- _EXERCISE GOAL_:
List, from the lines below, each one with "только" in it.

- _AVAILABLE RECORDS_:
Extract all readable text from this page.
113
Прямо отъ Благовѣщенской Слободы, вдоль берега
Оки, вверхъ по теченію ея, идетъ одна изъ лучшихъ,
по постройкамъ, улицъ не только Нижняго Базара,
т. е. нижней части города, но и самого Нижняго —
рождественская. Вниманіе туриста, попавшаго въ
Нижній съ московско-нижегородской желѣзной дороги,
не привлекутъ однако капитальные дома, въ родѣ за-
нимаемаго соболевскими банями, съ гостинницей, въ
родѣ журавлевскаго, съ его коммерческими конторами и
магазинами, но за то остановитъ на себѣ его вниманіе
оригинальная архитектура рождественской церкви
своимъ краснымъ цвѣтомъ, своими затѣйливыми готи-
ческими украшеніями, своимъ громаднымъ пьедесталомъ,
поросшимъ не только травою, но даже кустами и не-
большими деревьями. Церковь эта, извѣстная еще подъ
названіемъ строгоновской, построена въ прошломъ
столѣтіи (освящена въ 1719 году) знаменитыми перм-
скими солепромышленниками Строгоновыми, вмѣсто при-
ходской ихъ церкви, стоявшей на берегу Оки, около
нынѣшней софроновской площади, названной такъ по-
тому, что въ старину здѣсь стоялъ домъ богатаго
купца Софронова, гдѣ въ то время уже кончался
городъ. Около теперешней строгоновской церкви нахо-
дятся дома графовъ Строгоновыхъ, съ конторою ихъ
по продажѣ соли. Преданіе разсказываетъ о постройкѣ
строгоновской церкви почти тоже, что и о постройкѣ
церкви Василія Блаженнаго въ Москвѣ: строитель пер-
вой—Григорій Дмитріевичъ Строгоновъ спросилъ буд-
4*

- _RESULT_:
по постройкамъ, улицъ не только Нижняго Базара,
поросшимъ не только травою, но даже кустами и не-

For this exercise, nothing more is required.